=== Provided records ===

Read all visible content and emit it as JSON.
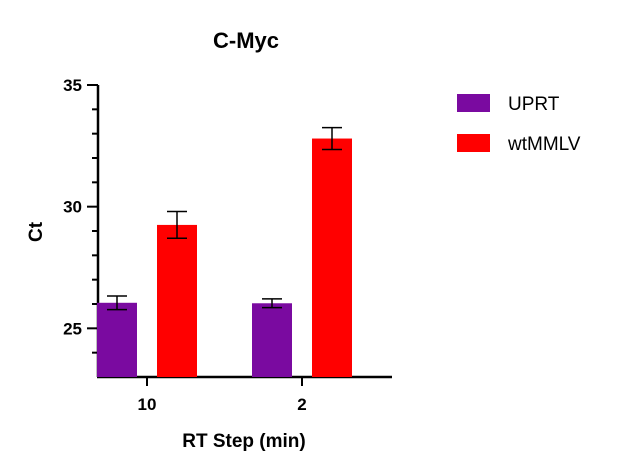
{
  "chart_data": {
    "type": "bar",
    "title": "C-Myc",
    "xlabel": "RT Step (min)",
    "ylabel": "Ct",
    "categories": [
      "10",
      "2"
    ],
    "series": [
      {
        "name": "UPRT",
        "color": "#7a0aa0",
        "values": [
          26.05,
          26.03
        ],
        "errors": [
          0.28,
          0.18
        ]
      },
      {
        "name": "wtMMLV",
        "color": "#ff0000",
        "values": [
          29.25,
          32.8
        ],
        "errors": [
          0.55,
          0.45
        ]
      }
    ],
    "ylim": [
      23,
      35
    ],
    "yticks": [
      25,
      30,
      35
    ],
    "ytick_labels": [
      "25",
      "30",
      "35"
    ],
    "y_minor_step": 1,
    "grid": false,
    "legend": "right"
  }
}
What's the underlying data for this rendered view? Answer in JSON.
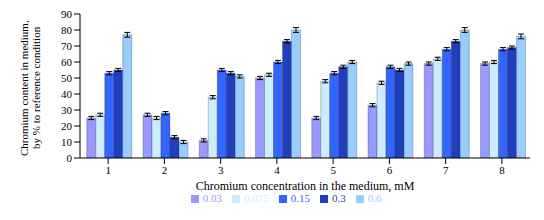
{
  "chart_data": {
    "type": "bar",
    "y_label": "Chromium content in medium, by % to reference condition",
    "x_label": "Chromium concentration in the medium, mM",
    "categories": [
      "1",
      "2",
      "3",
      "4",
      "5",
      "6",
      "7",
      "8"
    ],
    "series": [
      {
        "name": "0.03",
        "color": "#9999ff",
        "values": [
          25,
          27,
          11,
          50,
          25,
          33,
          59,
          59
        ],
        "errors": [
          1,
          1,
          1,
          1,
          1,
          1,
          1,
          1
        ]
      },
      {
        "name": "0.075",
        "color": "#ccecff",
        "values": [
          27,
          25,
          38,
          52,
          48,
          47,
          62,
          60
        ],
        "errors": [
          1,
          1,
          1,
          1,
          1,
          1,
          1,
          1
        ]
      },
      {
        "name": "0.15",
        "color": "#3366ff",
        "values": [
          53,
          28,
          55,
          60,
          53,
          57,
          68,
          68
        ],
        "errors": [
          1,
          1,
          1,
          1,
          1,
          1,
          1,
          1
        ]
      },
      {
        "name": "0.3",
        "color": "#1f3fbf",
        "values": [
          55,
          13,
          53,
          73,
          57,
          55,
          73,
          69
        ],
        "errors": [
          1,
          1,
          1,
          1,
          1,
          1,
          1,
          1
        ]
      },
      {
        "name": "0.6",
        "color": "#99ccff",
        "values": [
          77,
          10,
          51,
          80,
          60,
          59,
          80,
          76
        ],
        "errors": [
          1.5,
          1,
          1,
          1.5,
          1,
          1,
          1.5,
          1.5
        ]
      }
    ],
    "ylim": [
      0,
      90
    ],
    "yticks": [
      0,
      10,
      20,
      30,
      40,
      50,
      60,
      70,
      80,
      90
    ],
    "grid": false,
    "legend": "bottom"
  }
}
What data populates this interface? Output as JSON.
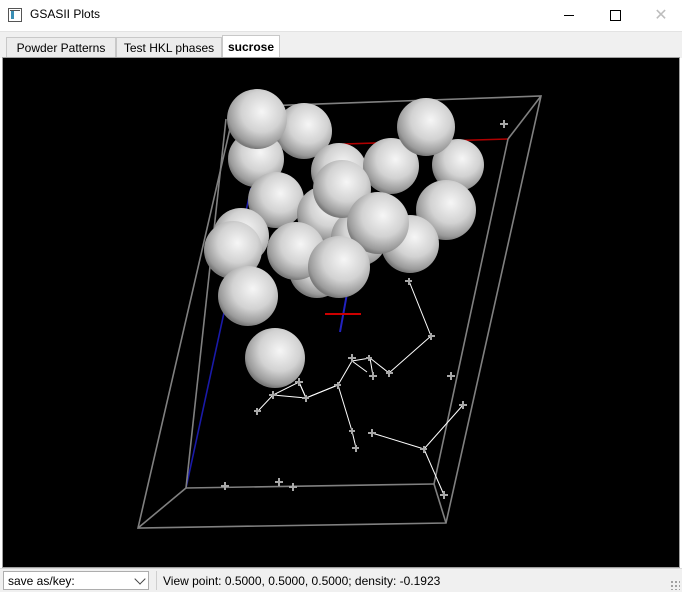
{
  "window": {
    "title": "GSASII Plots",
    "icon": "app-window-icon"
  },
  "tabs": [
    {
      "label": "Powder Patterns",
      "active": false
    },
    {
      "label": "Test HKL phases",
      "active": false
    },
    {
      "label": "sucrose",
      "active": true
    }
  ],
  "statusbar": {
    "save_select_value": "save as/key:",
    "status_text": "View point: 0.5000, 0.5000, 0.5000; density: -0.1923"
  },
  "colors": {
    "background": "#000000",
    "cell_edges": "#7f7f7f",
    "a_axis": "#cc0000",
    "c_axis": "#1a1aa8",
    "atom_sphere": "#d9d9d9",
    "bonds": "#ffffff",
    "crosses": "#9a9a9a"
  }
}
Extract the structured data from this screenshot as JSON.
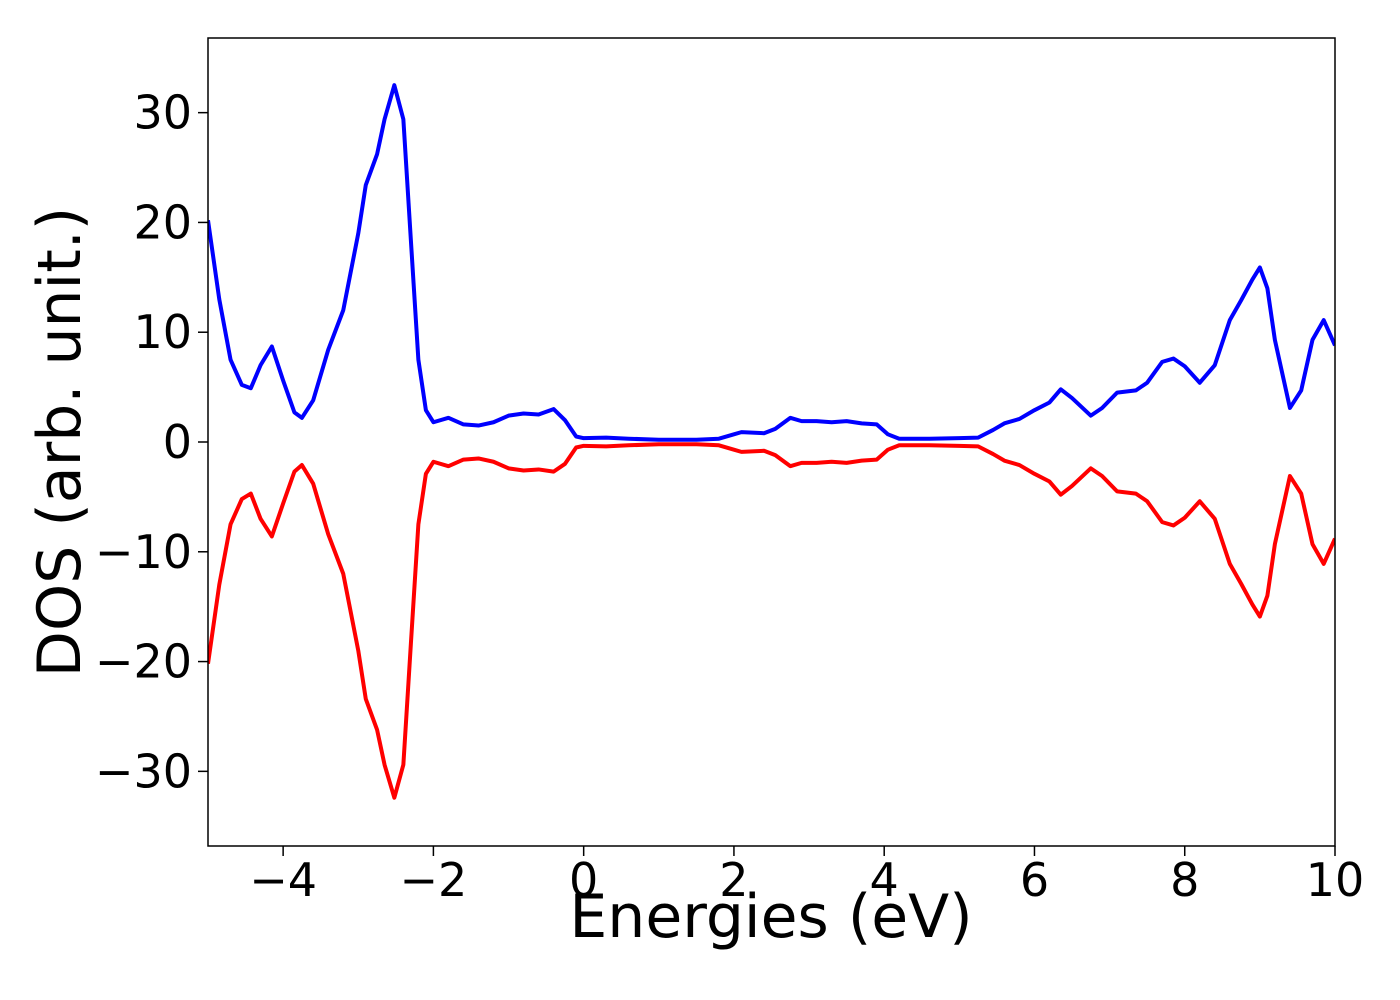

===

Task requirements: Write the listing out a second time exactly, dropping all images.

Output of the exercise:
Read all visible content and emit it as JSON.
{
  "chart_data": {
    "type": "bar",
    "title": "C-Myc",
    "xlabel": "RT Step (min)",
    "ylabel": "Ct",
    "categories": [
      "10",
      "2"
    ],
    "series": [
      {
        "name": "UPRT",
        "color": "#7a0aa0",
        "values": [
          26.05,
          26.03
        ],
        "errors": [
          0.28,
          0.18
        ]
      },
      {
        "name": "wtMMLV",
        "color": "#ff0000",
        "values": [
          29.25,
          32.8
        ],
        "errors": [
          0.55,
          0.45
        ]
      }
    ],
    "ylim": [
      23,
      35
    ],
    "yticks": [
      25,
      30,
      35
    ],
    "ytick_labels": [
      "25",
      "30",
      "35"
    ],
    "y_minor_step": 1,
    "grid": false,
    "legend": "right"
  }
}
What's the underlying data for this rendered view? Answer in JSON.
{
  "chart_data": {
    "type": "bar",
    "y_label": "Chromium content in medium, by % to reference condition",
    "x_label": "Chromium concentration in the medium, mM",
    "categories": [
      "1",
      "2",
      "3",
      "4",
      "5",
      "6",
      "7",
      "8"
    ],
    "series": [
      {
        "name": "0.03",
        "color": "#9999ff",
        "values": [
          25,
          27,
          11,
          50,
          25,
          33,
          59,
          59
        ],
        "errors": [
          1,
          1,
          1,
          1,
          1,
          1,
          1,
          1
        ]
      },
      {
        "name": "0.075",
        "color": "#ccecff",
        "values": [
          27,
          25,
          38,
          52,
          48,
          47,
          62,
          60
        ],
        "errors": [
          1,
          1,
          1,
          1,
          1,
          1,
          1,
          1
        ]
      },
      {
        "name": "0.15",
        "color": "#3366ff",
        "values": [
          53,
          28,
          55,
          60,
          53,
          57,
          68,
          68
        ],
        "errors": [
          1,
          1,
          1,
          1,
          1,
          1,
          1,
          1
        ]
      },
      {
        "name": "0.3",
        "color": "#1f3fbf",
        "values": [
          55,
          13,
          53,
          73,
          57,
          55,
          73,
          69
        ],
        "errors": [
          1,
          1,
          1,
          1,
          1,
          1,
          1,
          1
        ]
      },
      {
        "name": "0.6",
        "color": "#99ccff",
        "values": [
          77,
          10,
          51,
          80,
          60,
          59,
          80,
          76
        ],
        "errors": [
          1.5,
          1,
          1,
          1.5,
          1,
          1,
          1.5,
          1.5
        ]
      }
    ],
    "ylim": [
      0,
      90
    ],
    "yticks": [
      0,
      10,
      20,
      30,
      40,
      50,
      60,
      70,
      80,
      90
    ],
    "grid": false,
    "legend": "bottom"
  }
}
What data populates this interface? Output as JSON.
{
  "window": {
    "title": "GSASII Plots",
    "icon": "app-window-icon"
  },
  "tabs": [
    {
      "label": "Powder Patterns",
      "active": false
    },
    {
      "label": "Test HKL phases",
      "active": false
    },
    {
      "label": "sucrose",
      "active": true
    }
  ],
  "statusbar": {
    "save_select_value": "save as/key:",
    "status_text": "View point: 0.5000, 0.5000, 0.5000; density: -0.1923"
  },
  "colors": {
    "background": "#000000",
    "cell_edges": "#7f7f7f",
    "a_axis": "#cc0000",
    "c_axis": "#1a1aa8",
    "atom_sphere": "#d9d9d9",
    "bonds": "#ffffff",
    "crosses": "#9a9a9a"
  }
}
Extract the structured data from this screenshot as JSON.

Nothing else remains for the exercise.